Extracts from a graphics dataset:
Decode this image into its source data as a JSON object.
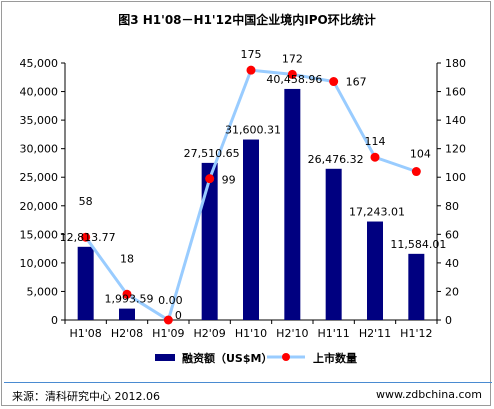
{
  "chart_data": {
    "type": "bar+line",
    "title": "图3 H1'08－H1'12中国企业境内IPO环比统计",
    "categories": [
      "H1'08",
      "H2'08",
      "H1'09",
      "H2'09",
      "H1'10",
      "H2'10",
      "H1'11",
      "H2'11",
      "H1'12"
    ],
    "series": [
      {
        "name": "融资额（US$M）",
        "type": "bar",
        "axis": "left",
        "color": "#000080",
        "values": [
          12813.77,
          1993.59,
          0.0,
          27510.65,
          31600.31,
          40458.96,
          26476.32,
          17243.01,
          11584.01
        ],
        "labels": [
          "12,813.77",
          "1,993.59",
          "0.00",
          "27,510.65",
          "31,600.31",
          "40,458.96",
          "26,476.32",
          "17,243.01",
          "11,584.01"
        ]
      },
      {
        "name": "上市数量",
        "type": "line",
        "axis": "right",
        "color": "#99ccff",
        "marker_color": "#ff0000",
        "values": [
          58,
          18,
          0,
          99,
          175,
          172,
          167,
          114,
          104
        ],
        "labels": [
          "58",
          "18",
          "0",
          "99",
          "175",
          "172",
          "167",
          "114",
          "104"
        ]
      }
    ],
    "left_axis": {
      "ylim": [
        0,
        45000
      ],
      "ticks": [
        "0",
        "5,000",
        "10,000",
        "15,000",
        "20,000",
        "25,000",
        "30,000",
        "35,000",
        "40,000",
        "45,000"
      ]
    },
    "right_axis": {
      "ylim": [
        0,
        180
      ],
      "ticks": [
        "0",
        "20",
        "40",
        "60",
        "80",
        "100",
        "120",
        "140",
        "160",
        "180"
      ]
    },
    "legend_position": "bottom",
    "grid": false
  },
  "footer": {
    "source": "来源：清科研究中心 2012.06",
    "website": "www.zdbchina.com"
  }
}
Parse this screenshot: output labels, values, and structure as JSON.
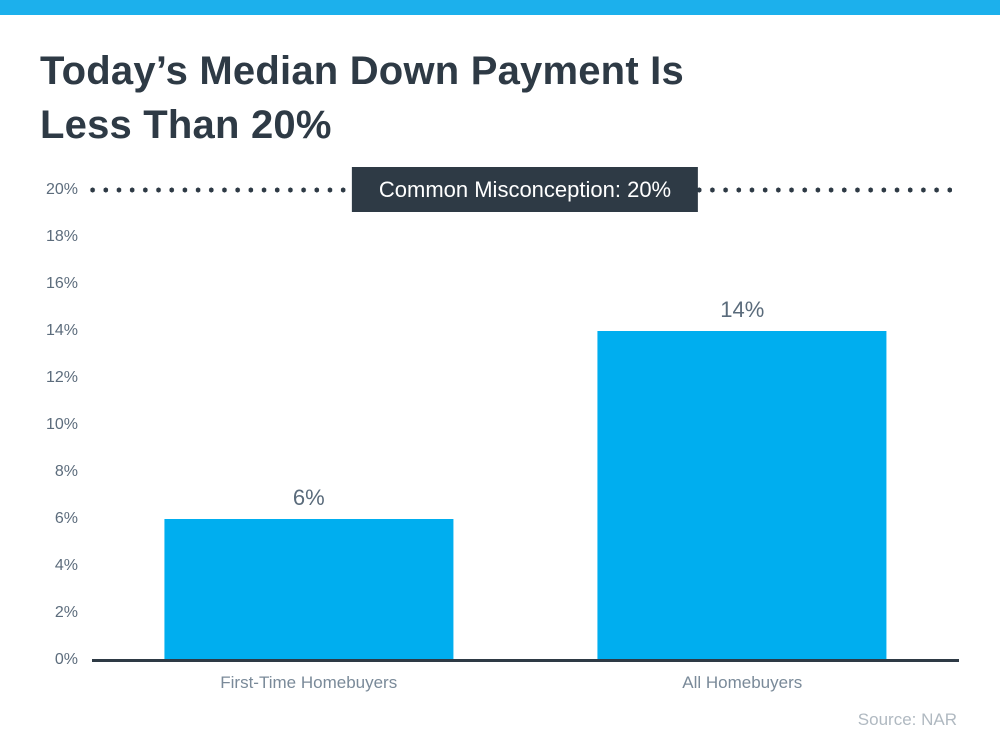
{
  "title": {
    "line1": "Today’s Median Down Payment Is",
    "line2": "Less Than 20%"
  },
  "source": "Source: NAR",
  "chart_data": {
    "type": "bar",
    "title": "Today’s Median Down Payment Is Less Than 20%",
    "categories": [
      "First-Time Homebuyers",
      "All Homebuyers"
    ],
    "values": [
      6,
      14
    ],
    "value_labels": [
      "6%",
      "14%"
    ],
    "xlabel": "",
    "ylabel": "",
    "ylim": [
      0,
      20
    ],
    "ytick_step": 2,
    "ytick_labels": [
      "0%",
      "2%",
      "4%",
      "6%",
      "8%",
      "10%",
      "12%",
      "14%",
      "16%",
      "18%",
      "20%"
    ],
    "grid": false,
    "legend": false,
    "bar_color": "#00AEEF",
    "annotation": {
      "label": "Common Misconception: 20%",
      "y": 20,
      "style": "dotted-line-with-dark-badge"
    }
  },
  "colors": {
    "accent_top_bar": "#1CB0EC",
    "bar": "#00AEEF",
    "dark": "#2E3A45",
    "axis_label": "#5C6C7C",
    "value_label": "#5A6B7B",
    "category_label": "#7A8A99",
    "source_text": "#B0B9C1",
    "badge_text": "#FFFFFF",
    "background": "#FFFFFF"
  }
}
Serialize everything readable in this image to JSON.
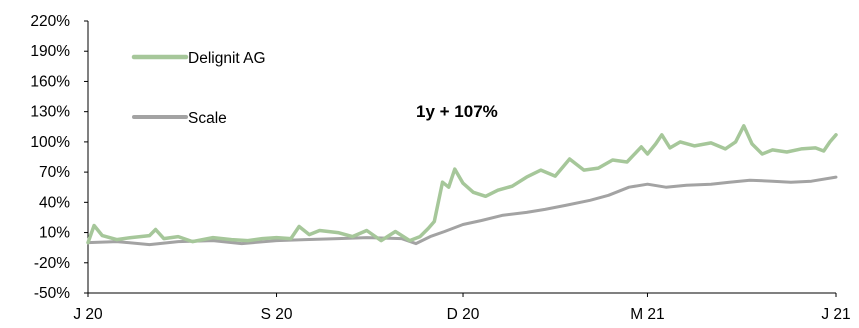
{
  "chart_data": {
    "type": "line",
    "title": "",
    "xlabel": "",
    "ylabel": "",
    "ylim": [
      -50,
      220
    ],
    "yticks": [
      -50,
      -20,
      10,
      40,
      70,
      100,
      130,
      160,
      190,
      220
    ],
    "ytick_labels": [
      "-50%",
      "-20%",
      "10%",
      "40%",
      "70%",
      "100%",
      "130%",
      "160%",
      "190%",
      "220%"
    ],
    "xlim": [
      "2020-06-01",
      "2021-06-01"
    ],
    "xticks": [
      {
        "date": "2020-06-01",
        "label": "J 20"
      },
      {
        "date": "2020-09-01",
        "label": "S 20"
      },
      {
        "date": "2020-12-01",
        "label": "D 20"
      },
      {
        "date": "2021-03-01",
        "label": "M 21"
      },
      {
        "date": "2021-06-01",
        "label": "J 21"
      }
    ],
    "grid": false,
    "legend_position": "top-left",
    "annotation": "1y + 107%",
    "series": [
      {
        "name": "Delignit AG",
        "color": "#a6c79a",
        "points": [
          [
            "2020-06-01",
            0
          ],
          [
            "2020-06-04",
            17
          ],
          [
            "2020-06-08",
            7
          ],
          [
            "2020-06-15",
            3
          ],
          [
            "2020-06-22",
            5
          ],
          [
            "2020-07-01",
            7
          ],
          [
            "2020-07-04",
            13
          ],
          [
            "2020-07-08",
            4
          ],
          [
            "2020-07-15",
            6
          ],
          [
            "2020-07-22",
            1
          ],
          [
            "2020-08-01",
            5
          ],
          [
            "2020-08-10",
            3
          ],
          [
            "2020-08-18",
            2
          ],
          [
            "2020-08-25",
            4
          ],
          [
            "2020-09-01",
            5
          ],
          [
            "2020-09-08",
            4
          ],
          [
            "2020-09-12",
            16
          ],
          [
            "2020-09-17",
            8
          ],
          [
            "2020-09-22",
            12
          ],
          [
            "2020-10-01",
            10
          ],
          [
            "2020-10-08",
            6
          ],
          [
            "2020-10-15",
            12
          ],
          [
            "2020-10-22",
            2
          ],
          [
            "2020-10-29",
            11
          ],
          [
            "2020-11-05",
            2
          ],
          [
            "2020-11-10",
            6
          ],
          [
            "2020-11-14",
            14
          ],
          [
            "2020-11-17",
            21
          ],
          [
            "2020-11-21",
            60
          ],
          [
            "2020-11-24",
            55
          ],
          [
            "2020-11-27",
            73
          ],
          [
            "2020-12-01",
            59
          ],
          [
            "2020-12-06",
            50
          ],
          [
            "2020-12-12",
            46
          ],
          [
            "2020-12-18",
            52
          ],
          [
            "2020-12-25",
            56
          ],
          [
            "2021-01-01",
            65
          ],
          [
            "2021-01-08",
            72
          ],
          [
            "2021-01-15",
            66
          ],
          [
            "2021-01-22",
            83
          ],
          [
            "2021-01-29",
            72
          ],
          [
            "2021-02-05",
            74
          ],
          [
            "2021-02-12",
            82
          ],
          [
            "2021-02-19",
            80
          ],
          [
            "2021-02-26",
            95
          ],
          [
            "2021-03-01",
            88
          ],
          [
            "2021-03-05",
            98
          ],
          [
            "2021-03-08",
            107
          ],
          [
            "2021-03-12",
            94
          ],
          [
            "2021-03-17",
            100
          ],
          [
            "2021-03-24",
            96
          ],
          [
            "2021-04-01",
            99
          ],
          [
            "2021-04-08",
            93
          ],
          [
            "2021-04-13",
            100
          ],
          [
            "2021-04-17",
            116
          ],
          [
            "2021-04-21",
            98
          ],
          [
            "2021-04-26",
            88
          ],
          [
            "2021-05-01",
            92
          ],
          [
            "2021-05-08",
            90
          ],
          [
            "2021-05-15",
            93
          ],
          [
            "2021-05-22",
            94
          ],
          [
            "2021-05-26",
            91
          ],
          [
            "2021-05-29",
            100
          ],
          [
            "2021-06-01",
            107
          ]
        ]
      },
      {
        "name": "Scale",
        "color": "#a3a3a3",
        "points": [
          [
            "2020-06-01",
            0
          ],
          [
            "2020-06-15",
            1
          ],
          [
            "2020-07-01",
            -2
          ],
          [
            "2020-07-15",
            1
          ],
          [
            "2020-08-01",
            2
          ],
          [
            "2020-08-15",
            -1
          ],
          [
            "2020-09-01",
            2
          ],
          [
            "2020-09-15",
            3
          ],
          [
            "2020-10-01",
            4
          ],
          [
            "2020-10-15",
            5
          ],
          [
            "2020-11-01",
            4
          ],
          [
            "2020-11-08",
            -1
          ],
          [
            "2020-11-15",
            6
          ],
          [
            "2020-11-22",
            11
          ],
          [
            "2020-12-01",
            18
          ],
          [
            "2020-12-10",
            22
          ],
          [
            "2020-12-20",
            27
          ],
          [
            "2021-01-01",
            30
          ],
          [
            "2021-01-10",
            33
          ],
          [
            "2021-01-20",
            37
          ],
          [
            "2021-02-01",
            42
          ],
          [
            "2021-02-10",
            47
          ],
          [
            "2021-02-20",
            55
          ],
          [
            "2021-03-01",
            58
          ],
          [
            "2021-03-10",
            55
          ],
          [
            "2021-03-20",
            57
          ],
          [
            "2021-04-01",
            58
          ],
          [
            "2021-04-10",
            60
          ],
          [
            "2021-04-20",
            62
          ],
          [
            "2021-05-01",
            61
          ],
          [
            "2021-05-10",
            60
          ],
          [
            "2021-05-20",
            61
          ],
          [
            "2021-06-01",
            65
          ]
        ]
      }
    ]
  }
}
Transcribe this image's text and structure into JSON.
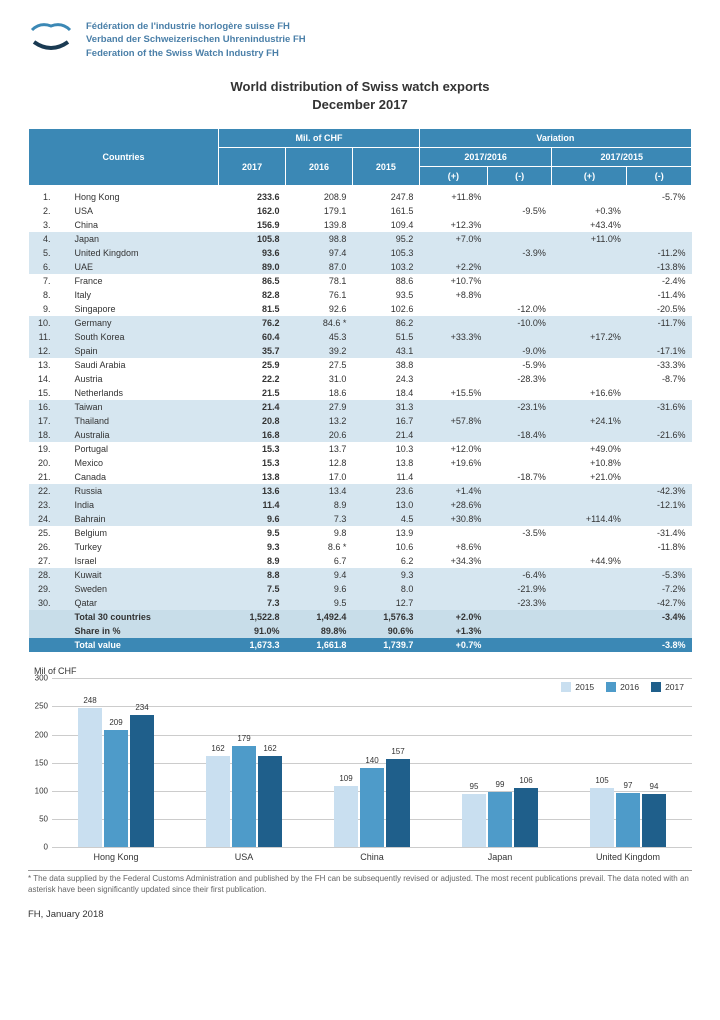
{
  "org": {
    "fr": "Fédération de l'industrie horlogère suisse FH",
    "de": "Verband der Schweizerischen Uhrenindustrie FH",
    "en": "Federation of the Swiss Watch Industry FH"
  },
  "title_line1": "World distribution of Swiss watch exports",
  "title_line2": "December 2017",
  "headers": {
    "countries": "Countries",
    "mil_chf": "Mil. of CHF",
    "variation": "Variation",
    "y2017": "2017",
    "y2016": "2016",
    "y2015": "2015",
    "v1716": "2017/2016",
    "v1715": "2017/2015",
    "plus": "(+)",
    "minus": "(-)"
  },
  "rows": [
    {
      "rank": "1.",
      "name": "Hong Kong",
      "v17": "233.6",
      "v16": "208.9",
      "v15": "247.8",
      "p1": "+11.8%",
      "m1": "",
      "p2": "",
      "m2": "-5.7%"
    },
    {
      "rank": "2.",
      "name": "USA",
      "v17": "162.0",
      "v16": "179.1",
      "v15": "161.5",
      "p1": "",
      "m1": "-9.5%",
      "p2": "+0.3%",
      "m2": ""
    },
    {
      "rank": "3.",
      "name": "China",
      "v17": "156.9",
      "v16": "139.8",
      "v15": "109.4",
      "p1": "+12.3%",
      "m1": "",
      "p2": "+43.4%",
      "m2": ""
    },
    {
      "rank": "4.",
      "name": "Japan",
      "v17": "105.8",
      "v16": "98.8",
      "v15": "95.2",
      "p1": "+7.0%",
      "m1": "",
      "p2": "+11.0%",
      "m2": ""
    },
    {
      "rank": "5.",
      "name": "United Kingdom",
      "v17": "93.6",
      "v16": "97.4",
      "v15": "105.3",
      "p1": "",
      "m1": "-3.9%",
      "p2": "",
      "m2": "-11.2%"
    },
    {
      "rank": "6.",
      "name": "UAE",
      "v17": "89.0",
      "v16": "87.0",
      "v15": "103.2",
      "p1": "+2.2%",
      "m1": "",
      "p2": "",
      "m2": "-13.8%"
    },
    {
      "rank": "7.",
      "name": "France",
      "v17": "86.5",
      "v16": "78.1",
      "v15": "88.6",
      "p1": "+10.7%",
      "m1": "",
      "p2": "",
      "m2": "-2.4%"
    },
    {
      "rank": "8.",
      "name": "Italy",
      "v17": "82.8",
      "v16": "76.1",
      "v15": "93.5",
      "p1": "+8.8%",
      "m1": "",
      "p2": "",
      "m2": "-11.4%"
    },
    {
      "rank": "9.",
      "name": "Singapore",
      "v17": "81.5",
      "v16": "92.6",
      "v15": "102.6",
      "p1": "",
      "m1": "-12.0%",
      "p2": "",
      "m2": "-20.5%"
    },
    {
      "rank": "10.",
      "name": "Germany",
      "v17": "76.2",
      "v16": "84.6 *",
      "v15": "86.2",
      "p1": "",
      "m1": "-10.0%",
      "p2": "",
      "m2": "-11.7%"
    },
    {
      "rank": "11.",
      "name": "South Korea",
      "v17": "60.4",
      "v16": "45.3",
      "v15": "51.5",
      "p1": "+33.3%",
      "m1": "",
      "p2": "+17.2%",
      "m2": ""
    },
    {
      "rank": "12.",
      "name": "Spain",
      "v17": "35.7",
      "v16": "39.2",
      "v15": "43.1",
      "p1": "",
      "m1": "-9.0%",
      "p2": "",
      "m2": "-17.1%"
    },
    {
      "rank": "13.",
      "name": "Saudi Arabia",
      "v17": "25.9",
      "v16": "27.5",
      "v15": "38.8",
      "p1": "",
      "m1": "-5.9%",
      "p2": "",
      "m2": "-33.3%"
    },
    {
      "rank": "14.",
      "name": "Austria",
      "v17": "22.2",
      "v16": "31.0",
      "v15": "24.3",
      "p1": "",
      "m1": "-28.3%",
      "p2": "",
      "m2": "-8.7%"
    },
    {
      "rank": "15.",
      "name": "Netherlands",
      "v17": "21.5",
      "v16": "18.6",
      "v15": "18.4",
      "p1": "+15.5%",
      "m1": "",
      "p2": "+16.6%",
      "m2": ""
    },
    {
      "rank": "16.",
      "name": "Taiwan",
      "v17": "21.4",
      "v16": "27.9",
      "v15": "31.3",
      "p1": "",
      "m1": "-23.1%",
      "p2": "",
      "m2": "-31.6%"
    },
    {
      "rank": "17.",
      "name": "Thailand",
      "v17": "20.8",
      "v16": "13.2",
      "v15": "16.7",
      "p1": "+57.8%",
      "m1": "",
      "p2": "+24.1%",
      "m2": ""
    },
    {
      "rank": "18.",
      "name": "Australia",
      "v17": "16.8",
      "v16": "20.6",
      "v15": "21.4",
      "p1": "",
      "m1": "-18.4%",
      "p2": "",
      "m2": "-21.6%"
    },
    {
      "rank": "19.",
      "name": "Portugal",
      "v17": "15.3",
      "v16": "13.7",
      "v15": "10.3",
      "p1": "+12.0%",
      "m1": "",
      "p2": "+49.0%",
      "m2": ""
    },
    {
      "rank": "20.",
      "name": "Mexico",
      "v17": "15.3",
      "v16": "12.8",
      "v15": "13.8",
      "p1": "+19.6%",
      "m1": "",
      "p2": "+10.8%",
      "m2": ""
    },
    {
      "rank": "21.",
      "name": "Canada",
      "v17": "13.8",
      "v16": "17.0",
      "v15": "11.4",
      "p1": "",
      "m1": "-18.7%",
      "p2": "+21.0%",
      "m2": ""
    },
    {
      "rank": "22.",
      "name": "Russia",
      "v17": "13.6",
      "v16": "13.4",
      "v15": "23.6",
      "p1": "+1.4%",
      "m1": "",
      "p2": "",
      "m2": "-42.3%"
    },
    {
      "rank": "23.",
      "name": "India",
      "v17": "11.4",
      "v16": "8.9",
      "v15": "13.0",
      "p1": "+28.6%",
      "m1": "",
      "p2": "",
      "m2": "-12.1%"
    },
    {
      "rank": "24.",
      "name": "Bahrain",
      "v17": "9.6",
      "v16": "7.3",
      "v15": "4.5",
      "p1": "+30.8%",
      "m1": "",
      "p2": "+114.4%",
      "m2": ""
    },
    {
      "rank": "25.",
      "name": "Belgium",
      "v17": "9.5",
      "v16": "9.8",
      "v15": "13.9",
      "p1": "",
      "m1": "-3.5%",
      "p2": "",
      "m2": "-31.4%"
    },
    {
      "rank": "26.",
      "name": "Turkey",
      "v17": "9.3",
      "v16": "8.6 *",
      "v15": "10.6",
      "p1": "+8.6%",
      "m1": "",
      "p2": "",
      "m2": "-11.8%"
    },
    {
      "rank": "27.",
      "name": "Israel",
      "v17": "8.9",
      "v16": "6.7",
      "v15": "6.2",
      "p1": "+34.3%",
      "m1": "",
      "p2": "+44.9%",
      "m2": ""
    },
    {
      "rank": "28.",
      "name": "Kuwait",
      "v17": "8.8",
      "v16": "9.4",
      "v15": "9.3",
      "p1": "",
      "m1": "-6.4%",
      "p2": "",
      "m2": "-5.3%"
    },
    {
      "rank": "29.",
      "name": "Sweden",
      "v17": "7.5",
      "v16": "9.6",
      "v15": "8.0",
      "p1": "",
      "m1": "-21.9%",
      "p2": "",
      "m2": "-7.2%"
    },
    {
      "rank": "30.",
      "name": "Qatar",
      "v17": "7.3",
      "v16": "9.5",
      "v15": "12.7",
      "p1": "",
      "m1": "-23.3%",
      "p2": "",
      "m2": "-42.7%"
    }
  ],
  "total30": {
    "label": "Total 30 countries",
    "v17": "1,522.8",
    "v16": "1,492.4",
    "v15": "1,576.3",
    "p1": "+2.0%",
    "m1": "",
    "p2": "",
    "m2": "-3.4%"
  },
  "share": {
    "label": "Share in %",
    "v17": "91.0%",
    "v16": "89.8%",
    "v15": "90.6%",
    "p1": "+1.3%",
    "m1": "",
    "p2": "",
    "m2": ""
  },
  "grand": {
    "label": "Total value",
    "v17": "1,673.3",
    "v16": "1,661.8",
    "v15": "1,739.7",
    "p1": "+0.7%",
    "m1": "",
    "p2": "",
    "m2": "-3.8%"
  },
  "chart": {
    "ylabel": "Mil of CHF",
    "ymax": 300,
    "yticks": [
      0,
      50,
      100,
      150,
      200,
      250,
      300
    ],
    "colors": {
      "2015": "#c9dff0",
      "2016": "#4e9bc9",
      "2017": "#1f5f8b"
    },
    "legend": [
      "2015",
      "2016",
      "2017"
    ],
    "groups": [
      {
        "name": "Hong Kong",
        "vals": [
          248,
          209,
          234
        ]
      },
      {
        "name": "USA",
        "vals": [
          162,
          179,
          162
        ]
      },
      {
        "name": "China",
        "vals": [
          109,
          140,
          157
        ]
      },
      {
        "name": "Japan",
        "vals": [
          95,
          99,
          106
        ]
      },
      {
        "name": "United Kingdom",
        "vals": [
          105,
          97,
          94
        ]
      }
    ]
  },
  "footnote": "* The data supplied by the Federal Customs Administration and published by the FH can be subsequently revised or adjusted. The most recent publications prevail. The data noted with an asterisk have been significantly updated since their first publication.",
  "footer": "FH, January 2018"
}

→ The task
State how many lines above contain the string "dark", with no other words.

→ Exercise response
2